REQUIREMENT:
Each line that holds the word "CuZn" counts once. Give the total number of such lines and nothing else.

--- Begin GIVEN INFORMATION ---

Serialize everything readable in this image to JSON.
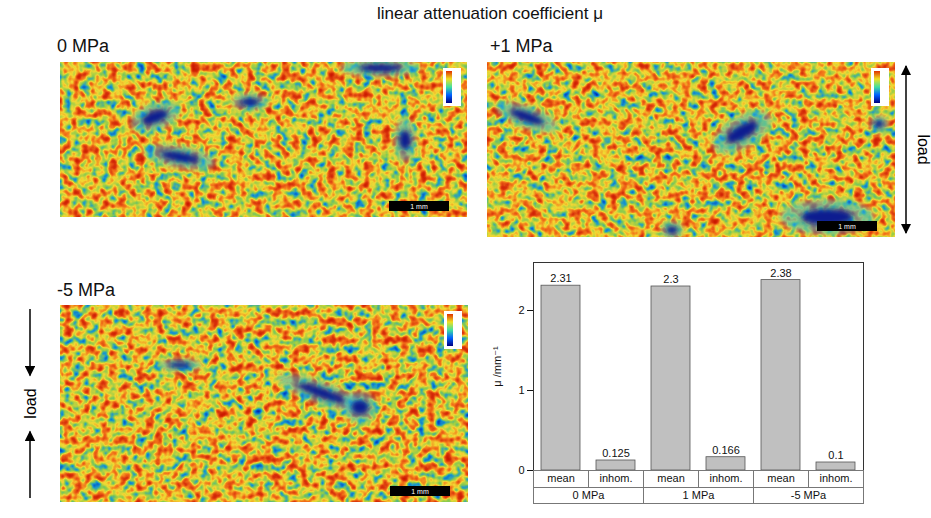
{
  "title": "linear attenuation coefficient μ",
  "panels": [
    {
      "label": "0 MPa",
      "scale_bar": "1 mm"
    },
    {
      "label": "+1 MPa",
      "scale_bar": "1 mm",
      "load": "load"
    },
    {
      "label": "-5 MPa",
      "scale_bar": "1 mm",
      "load": "load"
    }
  ],
  "chart_data": {
    "type": "bar",
    "categories": [
      "mean",
      "inhom.",
      "mean",
      "inhom.",
      "mean",
      "inhom."
    ],
    "groups": [
      "0 MPa",
      "1 MPa",
      "-5 MPa"
    ],
    "values": [
      2.31,
      0.125,
      2.3,
      0.166,
      2.38,
      0.1
    ],
    "color": "#c0c0c0",
    "ylabel": "μ /mm⁻¹",
    "ylim": [
      0,
      2.6
    ],
    "yticks": [
      0,
      1,
      2
    ],
    "data_labels": true
  }
}
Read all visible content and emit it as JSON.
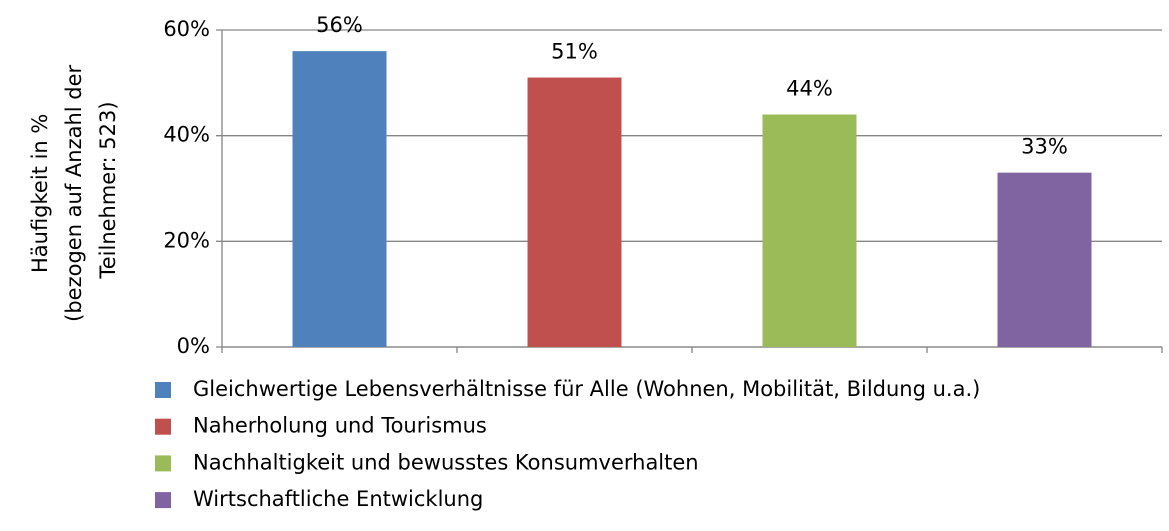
{
  "chart_data": {
    "type": "bar",
    "y_label": [
      "Häufigkeit in %",
      "(bezogen auf Anzahl der",
      "Teilnehmer: 523)"
    ],
    "series": [
      {
        "name": "Gleichwertige Lebensverhältnisse für Alle (Wohnen, Mobilität, Bildung u.a.)",
        "color": "#4f81bd",
        "values": [
          56
        ],
        "value_labels": [
          "56%"
        ]
      },
      {
        "name": "Naherholung und Tourismus",
        "color": "#c0504d",
        "values": [
          51
        ],
        "value_labels": [
          "51%"
        ]
      },
      {
        "name": "Nachhaltigkeit und bewusstes Konsumverhalten",
        "color": "#9bbb59",
        "values": [
          44
        ],
        "value_labels": [
          "44%"
        ]
      },
      {
        "name": "Wirtschaftliche Entwicklung",
        "color": "#8064a2",
        "values": [
          33
        ],
        "value_labels": [
          "33%"
        ]
      }
    ],
    "ylim": [
      0,
      60
    ],
    "yticks": [
      {
        "value": 0,
        "label": "0%"
      },
      {
        "value": 20,
        "label": "20%"
      },
      {
        "value": 40,
        "label": "40%"
      },
      {
        "value": 60,
        "label": "60%"
      }
    ],
    "grid": true,
    "legend": "bottom"
  }
}
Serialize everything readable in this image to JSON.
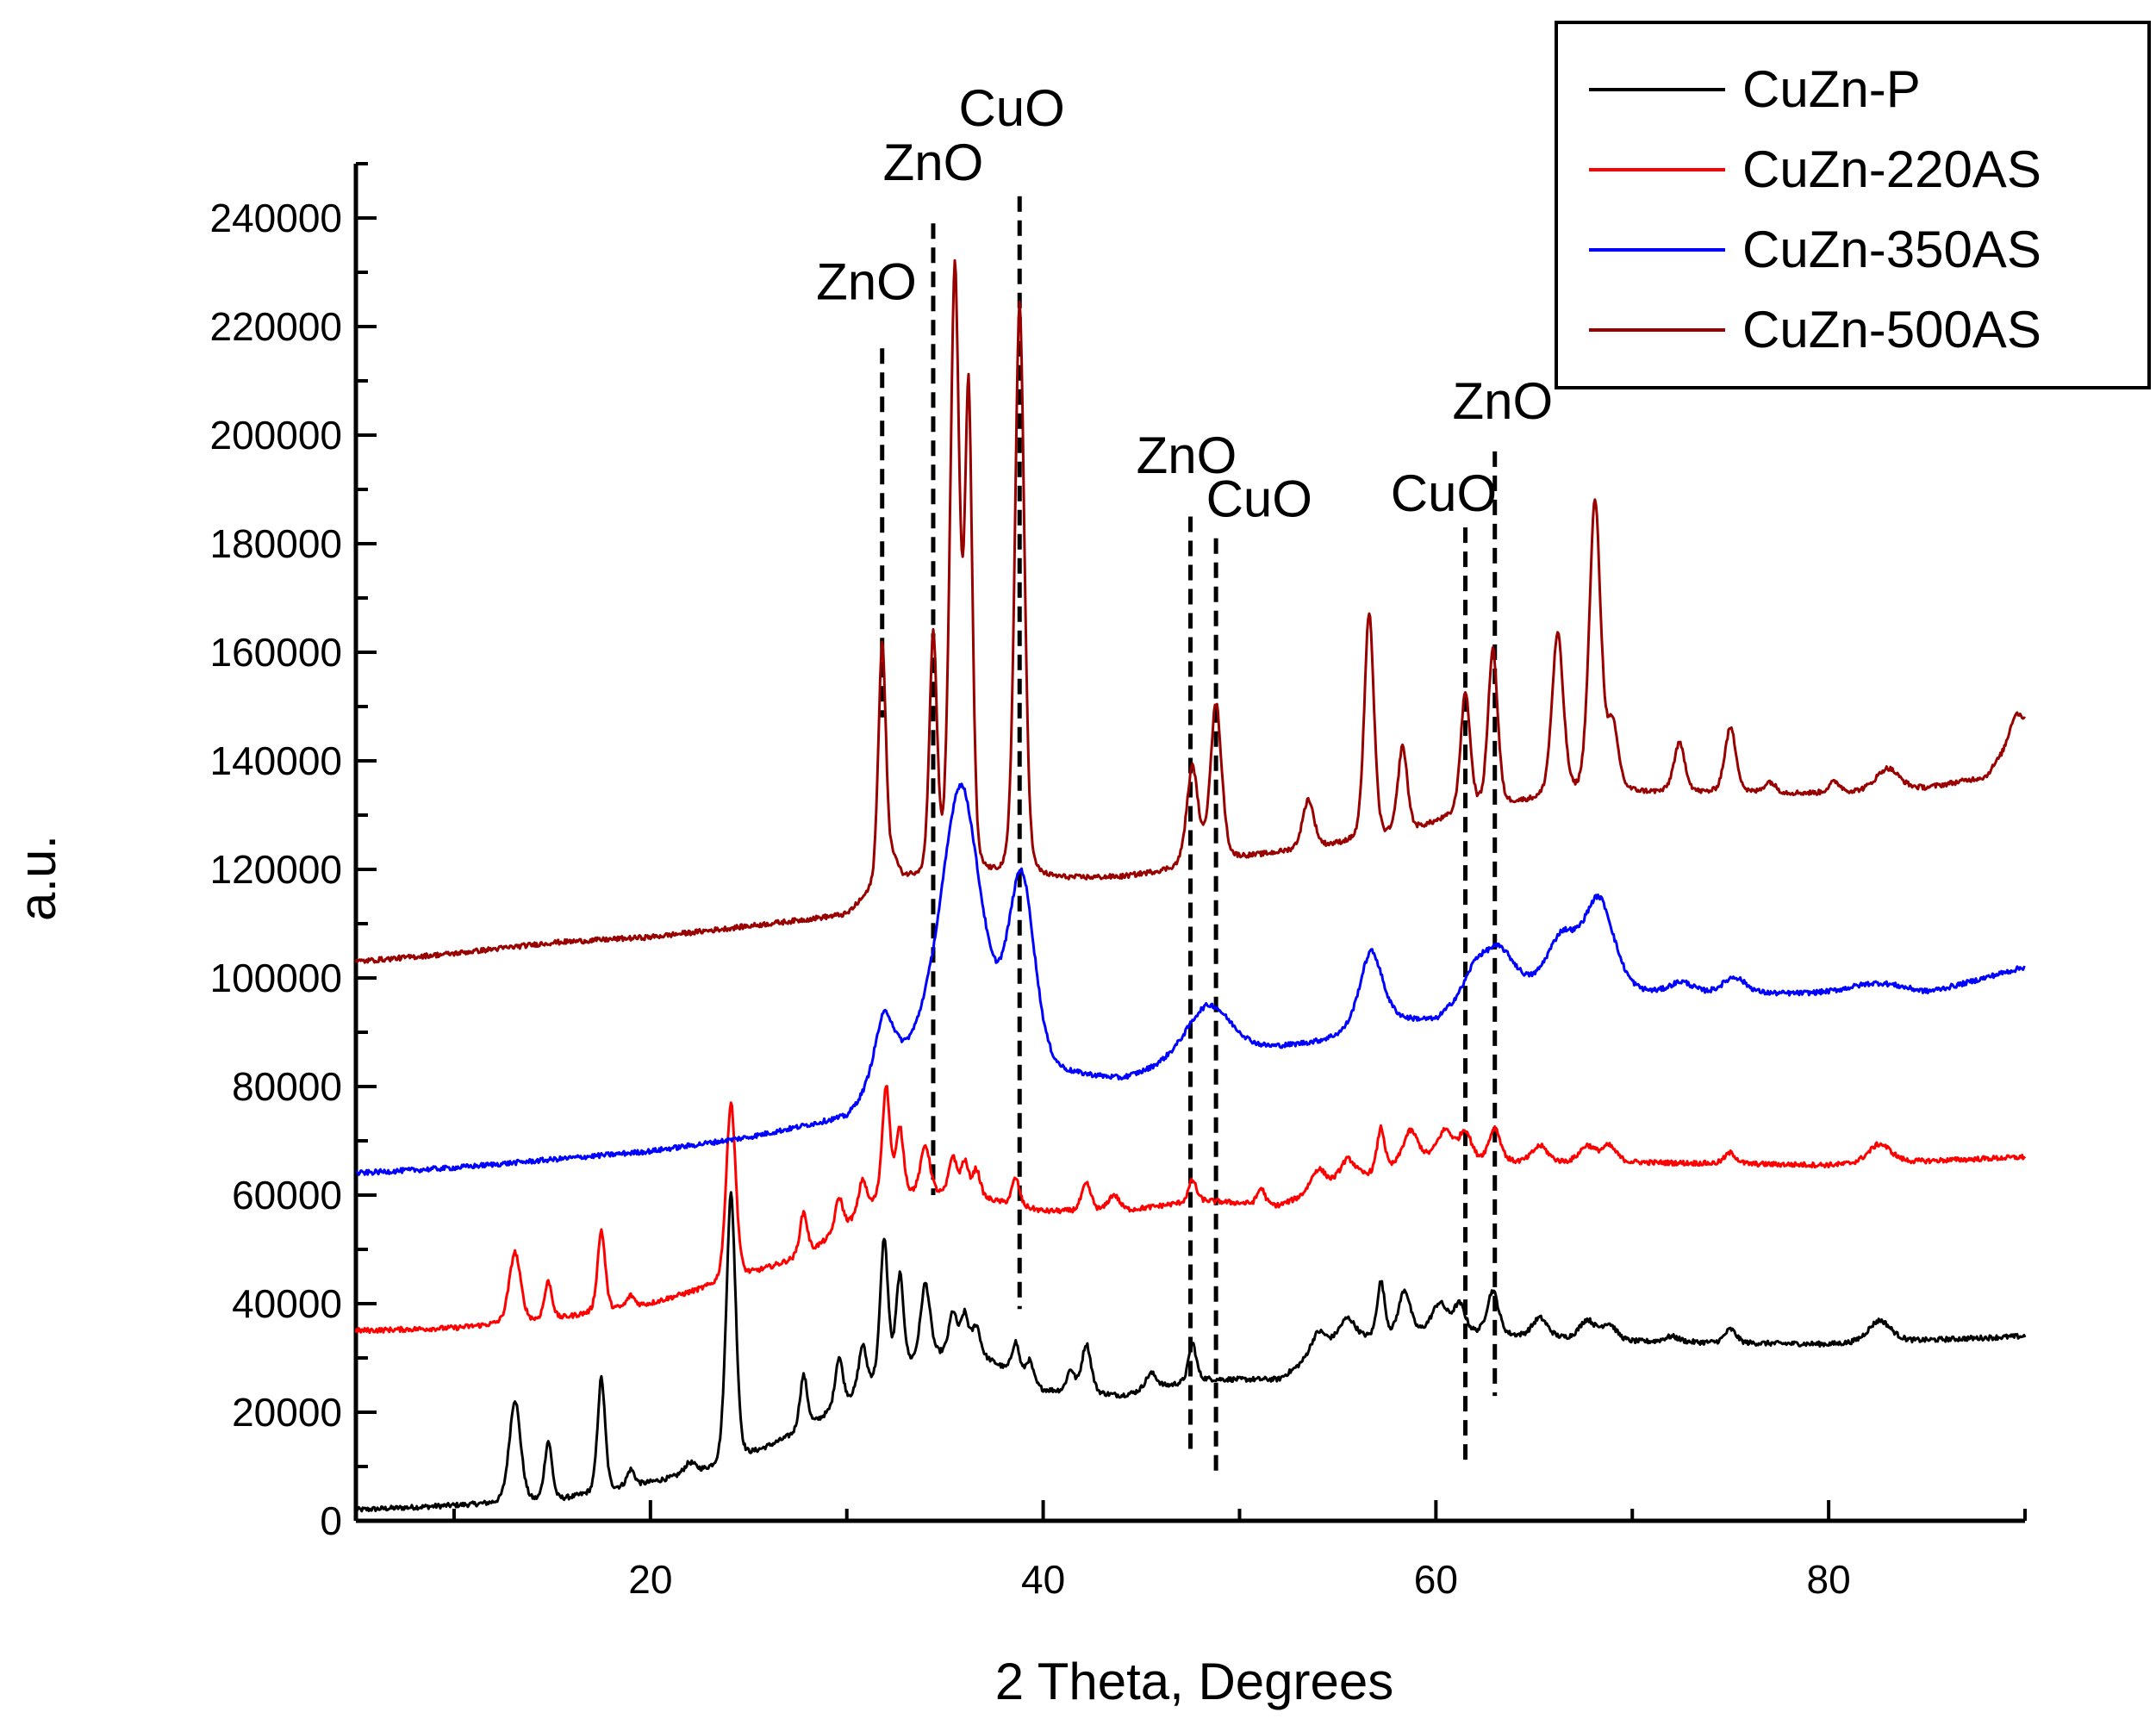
{
  "chart_data": {
    "type": "line",
    "title": "",
    "xlabel": "2 Theta, Degrees",
    "ylabel": "a.u.",
    "xlim": [
      5,
      90
    ],
    "ylim": [
      0,
      250000
    ],
    "x_ticks": [
      20,
      40,
      60,
      80
    ],
    "x_tick_labels": [
      "20",
      "40",
      "60",
      "80"
    ],
    "y_ticks": [
      0,
      20000,
      40000,
      60000,
      80000,
      100000,
      120000,
      140000,
      160000,
      180000,
      200000,
      220000,
      240000
    ],
    "y_tick_labels": [
      "0",
      "20000",
      "40000",
      "60000",
      "80000",
      "100000",
      "120000",
      "140000",
      "160000",
      "180000",
      "200000",
      "220000",
      "240000"
    ],
    "grid": false,
    "legend_position": "top-right",
    "series": [
      {
        "name": "CuZn-P",
        "color": "#000000",
        "baseline": [
          [
            5,
            2000
          ],
          [
            10,
            2800
          ],
          [
            15,
            3500
          ],
          [
            20,
            7000
          ],
          [
            24,
            10000
          ],
          [
            28,
            17000
          ],
          [
            32,
            27000
          ],
          [
            36,
            32000
          ],
          [
            40,
            24000
          ],
          [
            44,
            23000
          ],
          [
            48,
            26000
          ],
          [
            52,
            26000
          ],
          [
            55,
            33000
          ],
          [
            60,
            35000
          ],
          [
            64,
            34000
          ],
          [
            70,
            33000
          ],
          [
            80,
            32500
          ],
          [
            90,
            34000
          ]
        ],
        "peaks": [
          [
            13.1,
            19000,
            0.3
          ],
          [
            14.8,
            11000,
            0.2
          ],
          [
            17.5,
            21000,
            0.2
          ],
          [
            19.0,
            3000,
            0.2
          ],
          [
            22.0,
            2000,
            0.3
          ],
          [
            24.1,
            50000,
            0.25
          ],
          [
            27.8,
            10000,
            0.2
          ],
          [
            29.6,
            9000,
            0.2
          ],
          [
            30.8,
            8000,
            0.2
          ],
          [
            31.9,
            25000,
            0.2
          ],
          [
            32.7,
            17000,
            0.2
          ],
          [
            34.0,
            14000,
            0.25
          ],
          [
            35.4,
            7000,
            0.2
          ],
          [
            36.0,
            6000,
            0.2
          ],
          [
            36.6,
            5000,
            0.2
          ],
          [
            38.6,
            6000,
            0.2
          ],
          [
            39.3,
            4000,
            0.2
          ],
          [
            41.4,
            4000,
            0.2
          ],
          [
            42.2,
            9000,
            0.25
          ],
          [
            45.5,
            3000,
            0.3
          ],
          [
            47.6,
            7000,
            0.2
          ],
          [
            54.0,
            4000,
            0.4
          ],
          [
            55.5,
            4000,
            0.4
          ],
          [
            57.2,
            10000,
            0.2
          ],
          [
            58.4,
            8000,
            0.3
          ],
          [
            60.2,
            5000,
            0.4
          ],
          [
            61.2,
            5000,
            0.3
          ],
          [
            62.9,
            8000,
            0.3
          ],
          [
            65.3,
            3500,
            0.4
          ],
          [
            67.7,
            3500,
            0.4
          ],
          [
            68.8,
            3000,
            0.4
          ],
          [
            72.0,
            1000,
            0.4
          ],
          [
            75.0,
            2500,
            0.3
          ],
          [
            82.6,
            4000,
            0.6
          ]
        ]
      },
      {
        "name": "CuZn-220AS",
        "color": "#ff0000",
        "baseline": [
          [
            5,
            35000
          ],
          [
            10,
            35500
          ],
          [
            15,
            37000
          ],
          [
            20,
            40000
          ],
          [
            24,
            44000
          ],
          [
            28,
            49000
          ],
          [
            32,
            60000
          ],
          [
            36,
            60000
          ],
          [
            40,
            57000
          ],
          [
            44,
            57000
          ],
          [
            48,
            59000
          ],
          [
            52,
            58000
          ],
          [
            55,
            62000
          ],
          [
            60,
            67000
          ],
          [
            64,
            66000
          ],
          [
            70,
            66000
          ],
          [
            80,
            65500
          ],
          [
            90,
            67000
          ]
        ],
        "peaks": [
          [
            13.1,
            13000,
            0.3
          ],
          [
            14.8,
            7000,
            0.2
          ],
          [
            17.5,
            15000,
            0.2
          ],
          [
            19.0,
            2000,
            0.2
          ],
          [
            24.1,
            33000,
            0.25
          ],
          [
            27.8,
            8000,
            0.2
          ],
          [
            29.6,
            6000,
            0.2
          ],
          [
            30.8,
            6000,
            0.2
          ],
          [
            32.0,
            20000,
            0.2
          ],
          [
            32.7,
            12000,
            0.2
          ],
          [
            34.0,
            9000,
            0.25
          ],
          [
            35.4,
            7000,
            0.2
          ],
          [
            36.0,
            6000,
            0.2
          ],
          [
            36.6,
            5000,
            0.2
          ],
          [
            38.6,
            5000,
            0.2
          ],
          [
            42.2,
            5000,
            0.25
          ],
          [
            43.6,
            3000,
            0.3
          ],
          [
            47.6,
            4000,
            0.2
          ],
          [
            51.1,
            3000,
            0.2
          ],
          [
            54.0,
            4000,
            0.4
          ],
          [
            55.5,
            4000,
            0.4
          ],
          [
            57.2,
            8000,
            0.2
          ],
          [
            58.7,
            6000,
            0.4
          ],
          [
            60.5,
            5000,
            0.4
          ],
          [
            61.5,
            5000,
            0.3
          ],
          [
            63.0,
            6000,
            0.3
          ],
          [
            65.3,
            3000,
            0.4
          ],
          [
            67.7,
            3000,
            0.4
          ],
          [
            68.8,
            3000,
            0.4
          ],
          [
            75.0,
            2000,
            0.3
          ],
          [
            82.6,
            3500,
            0.6
          ]
        ]
      },
      {
        "name": "CuZn-350AS",
        "color": "#0000ff",
        "baseline": [
          [
            5,
            64000
          ],
          [
            10,
            65000
          ],
          [
            15,
            66500
          ],
          [
            20,
            68000
          ],
          [
            25,
            70500
          ],
          [
            30,
            74000
          ],
          [
            32,
            82000
          ],
          [
            34,
            88000
          ],
          [
            37,
            88000
          ],
          [
            40,
            82000
          ],
          [
            44,
            81000
          ],
          [
            46,
            83000
          ],
          [
            50,
            86000
          ],
          [
            54,
            88000
          ],
          [
            58,
            92000
          ],
          [
            60,
            92000
          ],
          [
            62,
            98000
          ],
          [
            64,
            98000
          ],
          [
            66,
            97000
          ],
          [
            70,
            97000
          ],
          [
            75,
            97000
          ],
          [
            80,
            97000
          ],
          [
            85,
            97000
          ],
          [
            90,
            102000
          ]
        ],
        "peaks": [
          [
            31.9,
            11000,
            0.5
          ],
          [
            35.8,
            47000,
            1.0
          ],
          [
            38.9,
            34000,
            0.7
          ],
          [
            48.4,
            10000,
            1.2
          ],
          [
            56.7,
            14000,
            0.6
          ],
          [
            62.0,
            3000,
            0.6
          ],
          [
            63.2,
            7000,
            0.8
          ],
          [
            66.4,
            10000,
            0.8
          ],
          [
            68.3,
            17000,
            0.8
          ],
          [
            72.5,
            2000,
            0.6
          ],
          [
            75.2,
            3000,
            0.6
          ],
          [
            82.5,
            2000,
            1.5
          ]
        ]
      },
      {
        "name": "CuZn-500AS",
        "color": "#990000",
        "baseline": [
          [
            5,
            103000
          ],
          [
            10,
            104500
          ],
          [
            15,
            106500
          ],
          [
            20,
            107500
          ],
          [
            25,
            109500
          ],
          [
            30,
            111500
          ],
          [
            32,
            118000
          ],
          [
            36,
            118000
          ],
          [
            40,
            118000
          ],
          [
            44,
            118500
          ],
          [
            46,
            119500
          ],
          [
            50,
            122000
          ],
          [
            54,
            124000
          ],
          [
            58,
            126000
          ],
          [
            62,
            131000
          ],
          [
            66,
            133000
          ],
          [
            70,
            134000
          ],
          [
            75,
            134000
          ],
          [
            80,
            134000
          ],
          [
            85,
            135000
          ],
          [
            88,
            137000
          ],
          [
            90,
            147000
          ]
        ],
        "peaks": [
          [
            31.8,
            44000,
            0.2
          ],
          [
            32.4,
            3000,
            0.2
          ],
          [
            34.4,
            44000,
            0.2
          ],
          [
            35.5,
            111000,
            0.25
          ],
          [
            36.2,
            87000,
            0.2
          ],
          [
            38.8,
            106000,
            0.25
          ],
          [
            47.6,
            18000,
            0.3
          ],
          [
            48.8,
            29000,
            0.3
          ],
          [
            53.5,
            9000,
            0.3
          ],
          [
            56.6,
            42000,
            0.25
          ],
          [
            58.3,
            16000,
            0.25
          ],
          [
            61.5,
            22000,
            0.25
          ],
          [
            62.9,
            29000,
            0.25
          ],
          [
            66.2,
            30000,
            0.3
          ],
          [
            68.1,
            54000,
            0.3
          ],
          [
            69.0,
            12000,
            0.3
          ],
          [
            72.4,
            9000,
            0.3
          ],
          [
            75.0,
            12000,
            0.3
          ],
          [
            77.0,
            2000,
            0.3
          ],
          [
            80.3,
            2000,
            0.3
          ],
          [
            83.0,
            4000,
            0.6
          ],
          [
            89.5,
            4000,
            0.3
          ]
        ]
      }
    ],
    "annotations": [
      {
        "label": "ZnO",
        "x": 31.8,
        "y_top": 216000,
        "y_bottom": 148000,
        "label_x": 31.0,
        "label_y": 225000
      },
      {
        "label": "ZnO",
        "x": 34.4,
        "y_top": 239000,
        "y_bottom": 60000,
        "label_x": 34.4,
        "label_y": 247000
      },
      {
        "label": "CuO",
        "x": 38.8,
        "y_top": 244000,
        "y_bottom": 39000,
        "label_x": 38.4,
        "label_y": 257000
      },
      {
        "label": "ZnO",
        "x": 47.5,
        "y_top": 185000,
        "y_bottom": 12500,
        "label_x": 47.3,
        "label_y": 193000
      },
      {
        "label": "CuO",
        "x": 48.8,
        "y_top": 181000,
        "y_bottom": 8500,
        "label_x": 51.0,
        "label_y": 185000
      },
      {
        "label": "CuO",
        "x": 61.5,
        "y_top": 183000,
        "y_bottom": 10500,
        "label_x": 60.4,
        "label_y": 186000
      },
      {
        "label": "ZnO",
        "x": 63.0,
        "y_top": 197000,
        "y_bottom": 23000,
        "label_x": 63.4,
        "label_y": 203000
      }
    ]
  }
}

--- End GIVEN INFORMATION ---

WRITTEN SOLUTION:
4